Pull out each line of the records holding the string "compte".
== GIVEN DATA
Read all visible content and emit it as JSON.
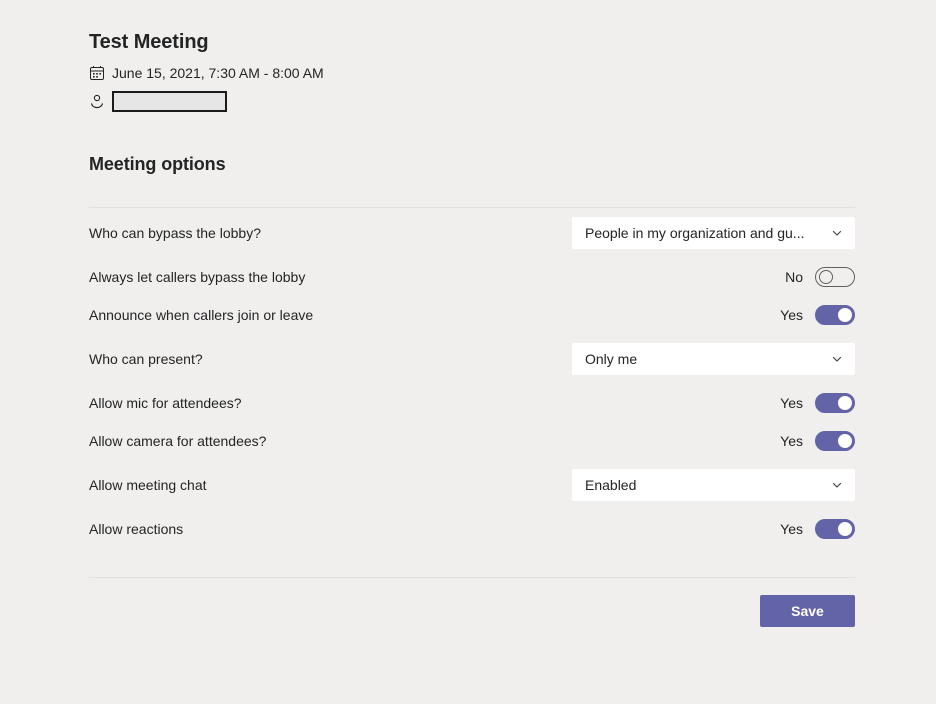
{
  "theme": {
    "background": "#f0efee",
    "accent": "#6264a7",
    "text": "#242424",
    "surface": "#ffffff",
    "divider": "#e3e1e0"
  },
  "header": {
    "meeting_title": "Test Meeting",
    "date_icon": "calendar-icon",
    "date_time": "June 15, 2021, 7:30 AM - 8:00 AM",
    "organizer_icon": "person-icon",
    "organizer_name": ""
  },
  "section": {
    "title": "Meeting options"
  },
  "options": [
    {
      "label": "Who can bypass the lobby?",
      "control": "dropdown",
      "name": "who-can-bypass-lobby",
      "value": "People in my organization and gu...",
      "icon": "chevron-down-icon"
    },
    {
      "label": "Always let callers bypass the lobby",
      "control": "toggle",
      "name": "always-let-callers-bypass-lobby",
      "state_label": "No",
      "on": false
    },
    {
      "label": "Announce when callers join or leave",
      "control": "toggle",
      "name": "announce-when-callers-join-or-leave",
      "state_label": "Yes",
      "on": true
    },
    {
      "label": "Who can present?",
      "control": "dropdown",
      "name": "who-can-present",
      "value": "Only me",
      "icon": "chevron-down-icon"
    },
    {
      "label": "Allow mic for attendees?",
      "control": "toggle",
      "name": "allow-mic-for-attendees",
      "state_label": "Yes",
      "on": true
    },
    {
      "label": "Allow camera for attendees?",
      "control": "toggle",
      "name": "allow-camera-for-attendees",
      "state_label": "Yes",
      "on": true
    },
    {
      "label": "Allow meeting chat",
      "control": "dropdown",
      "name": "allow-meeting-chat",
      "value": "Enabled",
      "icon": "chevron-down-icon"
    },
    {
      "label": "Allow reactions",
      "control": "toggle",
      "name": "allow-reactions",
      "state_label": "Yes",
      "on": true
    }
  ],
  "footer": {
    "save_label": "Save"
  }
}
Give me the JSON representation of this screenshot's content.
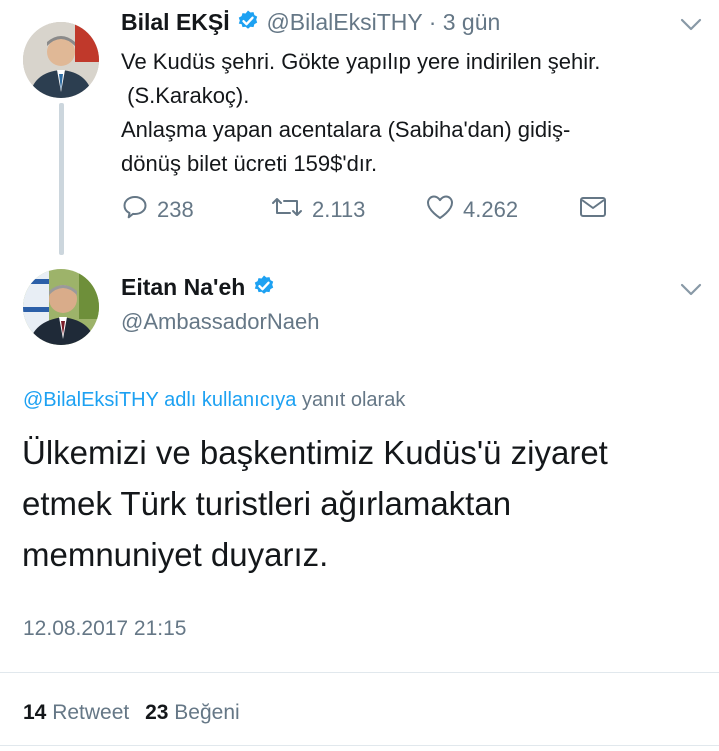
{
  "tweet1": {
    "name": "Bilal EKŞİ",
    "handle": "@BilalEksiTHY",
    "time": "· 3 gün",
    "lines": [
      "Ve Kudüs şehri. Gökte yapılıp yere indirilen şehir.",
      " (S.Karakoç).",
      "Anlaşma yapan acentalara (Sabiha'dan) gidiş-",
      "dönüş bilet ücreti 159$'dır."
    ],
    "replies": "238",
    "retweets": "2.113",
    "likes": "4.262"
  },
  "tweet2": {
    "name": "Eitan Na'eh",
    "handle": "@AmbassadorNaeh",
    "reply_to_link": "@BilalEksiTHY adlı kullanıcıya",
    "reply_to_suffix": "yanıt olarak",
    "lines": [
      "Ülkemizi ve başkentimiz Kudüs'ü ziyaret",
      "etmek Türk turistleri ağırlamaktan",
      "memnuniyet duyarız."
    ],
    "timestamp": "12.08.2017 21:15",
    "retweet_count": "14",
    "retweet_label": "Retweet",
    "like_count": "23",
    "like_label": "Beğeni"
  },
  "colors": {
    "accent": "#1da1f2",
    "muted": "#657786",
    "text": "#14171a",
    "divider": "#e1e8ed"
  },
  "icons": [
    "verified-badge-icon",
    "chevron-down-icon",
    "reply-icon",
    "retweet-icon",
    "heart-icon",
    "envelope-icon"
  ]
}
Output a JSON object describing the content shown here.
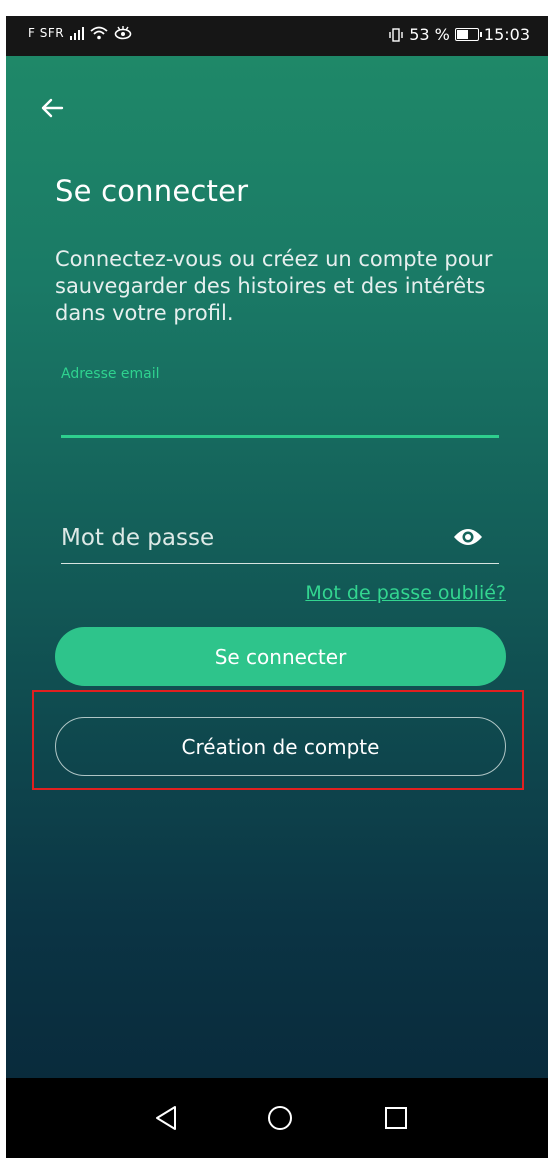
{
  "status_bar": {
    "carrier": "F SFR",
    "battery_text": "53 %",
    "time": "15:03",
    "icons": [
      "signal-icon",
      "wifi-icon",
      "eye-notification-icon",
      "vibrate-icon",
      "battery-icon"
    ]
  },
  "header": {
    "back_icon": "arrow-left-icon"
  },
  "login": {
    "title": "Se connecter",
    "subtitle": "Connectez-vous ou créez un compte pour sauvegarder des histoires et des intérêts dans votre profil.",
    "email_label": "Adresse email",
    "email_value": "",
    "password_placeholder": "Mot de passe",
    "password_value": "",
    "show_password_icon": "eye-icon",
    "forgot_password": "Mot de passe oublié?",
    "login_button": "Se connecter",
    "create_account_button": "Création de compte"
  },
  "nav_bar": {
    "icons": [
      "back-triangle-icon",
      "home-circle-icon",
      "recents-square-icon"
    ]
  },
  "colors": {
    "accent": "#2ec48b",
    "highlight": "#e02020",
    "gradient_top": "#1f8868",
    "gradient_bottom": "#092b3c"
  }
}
====
- _ANSWER TO THIS PROBLEM_:
    "subtitle": "Connectez-vous ou créez un compte pour sauvegarder des histoires et des intérêts dans votre profil.",
    "create_account_button": "Création de compte"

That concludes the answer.